══ Data for this exercise ══
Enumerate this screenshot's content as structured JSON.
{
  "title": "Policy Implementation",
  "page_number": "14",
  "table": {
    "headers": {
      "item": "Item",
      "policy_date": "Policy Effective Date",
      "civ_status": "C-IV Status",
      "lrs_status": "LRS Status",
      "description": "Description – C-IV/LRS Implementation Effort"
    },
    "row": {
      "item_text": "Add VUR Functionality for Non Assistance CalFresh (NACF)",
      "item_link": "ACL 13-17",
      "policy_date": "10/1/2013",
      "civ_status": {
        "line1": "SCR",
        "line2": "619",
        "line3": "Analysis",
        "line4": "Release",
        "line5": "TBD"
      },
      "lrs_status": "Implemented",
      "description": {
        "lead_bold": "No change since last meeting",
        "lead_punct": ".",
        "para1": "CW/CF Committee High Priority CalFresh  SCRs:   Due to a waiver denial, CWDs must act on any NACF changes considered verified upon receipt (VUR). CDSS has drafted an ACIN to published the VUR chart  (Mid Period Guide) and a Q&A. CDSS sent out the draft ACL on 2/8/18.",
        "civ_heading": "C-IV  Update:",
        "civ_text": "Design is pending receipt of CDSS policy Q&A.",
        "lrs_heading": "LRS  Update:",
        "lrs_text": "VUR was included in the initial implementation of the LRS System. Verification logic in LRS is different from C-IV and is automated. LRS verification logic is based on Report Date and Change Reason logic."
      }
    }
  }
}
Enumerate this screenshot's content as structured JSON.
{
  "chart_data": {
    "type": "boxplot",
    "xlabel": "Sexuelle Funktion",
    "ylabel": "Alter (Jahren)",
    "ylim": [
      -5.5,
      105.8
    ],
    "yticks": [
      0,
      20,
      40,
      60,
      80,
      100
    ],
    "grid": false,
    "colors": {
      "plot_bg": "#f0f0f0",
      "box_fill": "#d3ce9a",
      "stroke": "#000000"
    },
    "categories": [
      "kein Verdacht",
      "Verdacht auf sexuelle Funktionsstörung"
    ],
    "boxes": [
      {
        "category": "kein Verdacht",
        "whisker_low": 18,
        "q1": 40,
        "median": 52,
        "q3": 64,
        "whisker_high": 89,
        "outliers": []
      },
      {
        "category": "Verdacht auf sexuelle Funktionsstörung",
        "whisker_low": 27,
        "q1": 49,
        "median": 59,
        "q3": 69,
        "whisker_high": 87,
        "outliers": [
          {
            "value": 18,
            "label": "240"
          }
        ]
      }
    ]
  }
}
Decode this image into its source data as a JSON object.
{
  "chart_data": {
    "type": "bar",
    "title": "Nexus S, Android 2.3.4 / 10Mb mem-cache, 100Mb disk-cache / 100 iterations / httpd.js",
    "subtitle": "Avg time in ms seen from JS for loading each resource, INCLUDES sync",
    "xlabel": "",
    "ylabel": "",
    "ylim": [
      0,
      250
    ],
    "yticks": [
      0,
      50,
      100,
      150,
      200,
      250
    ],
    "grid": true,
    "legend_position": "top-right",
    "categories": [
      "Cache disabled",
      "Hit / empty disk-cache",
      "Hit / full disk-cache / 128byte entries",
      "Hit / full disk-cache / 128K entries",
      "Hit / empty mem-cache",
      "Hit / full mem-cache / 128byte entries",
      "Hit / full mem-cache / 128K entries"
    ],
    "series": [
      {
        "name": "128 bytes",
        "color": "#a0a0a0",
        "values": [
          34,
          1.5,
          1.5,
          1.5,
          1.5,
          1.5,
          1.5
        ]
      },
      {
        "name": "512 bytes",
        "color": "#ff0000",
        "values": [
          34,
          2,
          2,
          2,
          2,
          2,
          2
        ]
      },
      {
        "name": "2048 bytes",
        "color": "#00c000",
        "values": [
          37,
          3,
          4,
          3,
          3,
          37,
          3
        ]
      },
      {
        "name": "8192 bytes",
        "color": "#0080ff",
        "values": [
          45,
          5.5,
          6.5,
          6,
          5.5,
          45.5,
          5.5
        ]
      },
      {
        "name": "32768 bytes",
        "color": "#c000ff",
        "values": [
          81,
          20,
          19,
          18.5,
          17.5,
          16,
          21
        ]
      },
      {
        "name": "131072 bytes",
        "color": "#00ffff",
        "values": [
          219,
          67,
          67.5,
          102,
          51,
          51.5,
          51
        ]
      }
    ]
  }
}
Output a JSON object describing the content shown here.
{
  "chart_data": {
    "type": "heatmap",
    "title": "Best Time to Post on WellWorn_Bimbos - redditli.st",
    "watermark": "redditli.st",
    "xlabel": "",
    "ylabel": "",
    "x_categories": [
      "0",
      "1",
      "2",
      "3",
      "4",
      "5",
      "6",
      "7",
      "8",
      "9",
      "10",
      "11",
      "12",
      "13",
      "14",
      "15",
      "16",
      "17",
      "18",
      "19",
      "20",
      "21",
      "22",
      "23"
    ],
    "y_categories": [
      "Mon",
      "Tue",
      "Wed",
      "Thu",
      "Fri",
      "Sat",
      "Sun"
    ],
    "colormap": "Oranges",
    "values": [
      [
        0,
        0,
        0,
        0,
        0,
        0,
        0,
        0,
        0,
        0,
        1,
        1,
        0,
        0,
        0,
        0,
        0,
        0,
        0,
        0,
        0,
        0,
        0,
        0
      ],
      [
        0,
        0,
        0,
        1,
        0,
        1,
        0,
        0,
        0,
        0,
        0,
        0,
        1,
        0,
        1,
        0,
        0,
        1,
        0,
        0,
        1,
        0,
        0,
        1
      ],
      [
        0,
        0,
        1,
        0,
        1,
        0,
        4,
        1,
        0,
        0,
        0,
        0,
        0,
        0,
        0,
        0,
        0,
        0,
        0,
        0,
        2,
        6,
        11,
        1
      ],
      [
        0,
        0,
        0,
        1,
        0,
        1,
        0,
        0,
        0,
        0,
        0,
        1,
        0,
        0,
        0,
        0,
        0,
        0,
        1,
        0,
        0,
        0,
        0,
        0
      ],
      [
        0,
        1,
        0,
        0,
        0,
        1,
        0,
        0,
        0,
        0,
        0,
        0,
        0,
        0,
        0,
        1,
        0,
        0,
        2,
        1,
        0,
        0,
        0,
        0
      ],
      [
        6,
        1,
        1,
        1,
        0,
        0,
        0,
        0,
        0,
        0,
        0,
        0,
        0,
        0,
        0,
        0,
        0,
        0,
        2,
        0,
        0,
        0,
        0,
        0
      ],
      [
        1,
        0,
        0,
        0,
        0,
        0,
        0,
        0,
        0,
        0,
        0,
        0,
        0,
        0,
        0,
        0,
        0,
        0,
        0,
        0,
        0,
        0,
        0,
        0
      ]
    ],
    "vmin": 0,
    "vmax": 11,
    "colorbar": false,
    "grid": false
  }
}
═══
Output the records exactly, including every line.

Enumerate this screenshot's content as structured JSON.
{
  "title": "Policy Implementation",
  "page_number": "14",
  "table": {
    "headers": {
      "item": "Item",
      "policy_date": "Policy Effective Date",
      "civ_status": "C-IV Status",
      "lrs_status": "LRS Status",
      "description": "Description – C-IV/LRS Implementation Effort"
    },
    "row": {
      "item_text": "Add VUR Functionality for Non Assistance CalFresh (NACF)",
      "item_link": "ACL 13-17",
      "policy_date": "10/1/2013",
      "civ_status": {
        "line1": "SCR",
        "line2": "619",
        "line3": "Analysis",
        "line4": "Release",
        "line5": "TBD"
      },
      "lrs_status": "Implemented",
      "description": {
        "lead_bold": "No change since last meeting",
        "lead_punct": ".",
        "para1": "CW/CF Committee High Priority CalFresh  SCRs:   Due to a waiver denial, CWDs must act on any NACF changes considered verified upon receipt (VUR). CDSS has drafted an ACIN to published the VUR chart  (Mid Period Guide) and a Q&A. CDSS sent out the draft ACL on 2/8/18.",
        "civ_heading": "C-IV  Update:",
        "civ_text": "Design is pending receipt of CDSS policy Q&A.",
        "lrs_heading": "LRS  Update:",
        "lrs_text": "VUR was included in the initial implementation of the LRS System. Verification logic in LRS is different from C-IV and is automated. LRS verification logic is based on Report Date and Change Reason logic."
      }
    }
  }
}
Enumerate this screenshot's content as structured JSON.
{
  "chart_data": {
    "type": "boxplot",
    "xlabel": "Sexuelle Funktion",
    "ylabel": "Alter (Jahren)",
    "ylim": [
      -5.5,
      105.8
    ],
    "yticks": [
      0,
      20,
      40,
      60,
      80,
      100
    ],
    "grid": false,
    "colors": {
      "plot_bg": "#f0f0f0",
      "box_fill": "#d3ce9a",
      "stroke": "#000000"
    },
    "categories": [
      "kein Verdacht",
      "Verdacht auf sexuelle Funktionsstörung"
    ],
    "boxes": [
      {
        "category": "kein Verdacht",
        "whisker_low": 18,
        "q1": 40,
        "median": 52,
        "q3": 64,
        "whisker_high": 89,
        "outliers": []
      },
      {
        "category": "Verdacht auf sexuelle Funktionsstörung",
        "whisker_low": 27,
        "q1": 49,
        "median": 59,
        "q3": 69,
        "whisker_high": 87,
        "outliers": [
          {
            "value": 18,
            "label": "240"
          }
        ]
      }
    ]
  }
}
Decode this image into its source data as a JSON object.
{
  "chart_data": {
    "type": "bar",
    "title": "Nexus S, Android 2.3.4 / 10Mb mem-cache, 100Mb disk-cache / 100 iterations / httpd.js",
    "subtitle": "Avg time in ms seen from JS for loading each resource, INCLUDES sync",
    "xlabel": "",
    "ylabel": "",
    "ylim": [
      0,
      250
    ],
    "yticks": [
      0,
      50,
      100,
      150,
      200,
      250
    ],
    "grid": true,
    "legend_position": "top-right",
    "categories": [
      "Cache disabled",
      "Hit / empty disk-cache",
      "Hit / full disk-cache / 128byte entries",
      "Hit / full disk-cache / 128K entries",
      "Hit / empty mem-cache",
      "Hit / full mem-cache / 128byte entries",
      "Hit / full mem-cache / 128K entries"
    ],
    "series": [
      {
        "name": "128 bytes",
        "color": "#a0a0a0",
        "values": [
          34,
          1.5,
          1.5,
          1.5,
          1.5,
          1.5,
          1.5
        ]
      },
      {
        "name": "512 bytes",
        "color": "#ff0000",
        "values": [
          34,
          2,
          2,
          2,
          2,
          2,
          2
        ]
      },
      {
        "name": "2048 bytes",
        "color": "#00c000",
        "values": [
          37,
          3,
          4,
          3,
          3,
          37,
          3
        ]
      },
      {
        "name": "8192 bytes",
        "color": "#0080ff",
        "values": [
          45,
          5.5,
          6.5,
          6,
          5.5,
          45.5,
          5.5
        ]
      },
      {
        "name": "32768 bytes",
        "color": "#c000ff",
        "values": [
          81,
          20,
          19,
          18.5,
          17.5,
          16,
          21
        ]
      },
      {
        "name": "131072 bytes",
        "color": "#00ffff",
        "values": [
          219,
          67,
          67.5,
          102,
          51,
          51.5,
          51
        ]
      }
    ]
  }
}
Output a JSON object describing the content shown here.
{
  "chart_data": {
    "type": "heatmap",
    "title": "Best Time to Post on WellWorn_Bimbos - redditli.st",
    "watermark": "redditli.st",
    "xlabel": "",
    "ylabel": "",
    "x_categories": [
      "0",
      "1",
      "2",
      "3",
      "4",
      "5",
      "6",
      "7",
      "8",
      "9",
      "10",
      "11",
      "12",
      "13",
      "14",
      "15",
      "16",
      "17",
      "18",
      "19",
      "20",
      "21",
      "22",
      "23"
    ],
    "y_categories": [
      "Mon",
      "Tue",
      "Wed",
      "Thu",
      "Fri",
      "Sat",
      "Sun"
    ],
    "colormap": "Oranges",
    "values": [
      [
        0,
        0,
        0,
        0,
        0,
        0,
        0,
        0,
        0,
        0,
        1,
        1,
        0,
        0,
        0,
        0,
        0,
        0,
        0,
        0,
        0,
        0,
        0,
        0
      ],
      [
        0,
        0,
        0,
        1,
        0,
        1,
        0,
        0,
        0,
        0,
        0,
        0,
        1,
        0,
        1,
        0,
        0,
        1,
        0,
        0,
        1,
        0,
        0,
        1
      ],
      [
        0,
        0,
        1,
        0,
        1,
        0,
        4,
        1,
        0,
        0,
        0,
        0,
        0,
        0,
        0,
        0,
        0,
        0,
        0,
        0,
        2,
        6,
        11,
        1
      ],
      [
        0,
        0,
        0,
        1,
        0,
        1,
        0,
        0,
        0,
        0,
        0,
        1,
        0,
        0,
        0,
        0,
        0,
        0,
        1,
        0,
        0,
        0,
        0,
        0
      ],
      [
        0,
        1,
        0,
        0,
        0,
        1,
        0,
        0,
        0,
        0,
        0,
        0,
        0,
        0,
        0,
        1,
        0,
        0,
        2,
        1,
        0,
        0,
        0,
        0
      ],
      [
        6,
        1,
        1,
        1,
        0,
        0,
        0,
        0,
        0,
        0,
        0,
        0,
        0,
        0,
        0,
        0,
        0,
        0,
        2,
        0,
        0,
        0,
        0,
        0
      ],
      [
        1,
        0,
        0,
        0,
        0,
        0,
        0,
        0,
        0,
        0,
        0,
        0,
        0,
        0,
        0,
        0,
        0,
        0,
        0,
        0,
        0,
        0,
        0,
        0
      ]
    ],
    "vmin": 0,
    "vmax": 11,
    "colorbar": false,
    "grid": false
  }
}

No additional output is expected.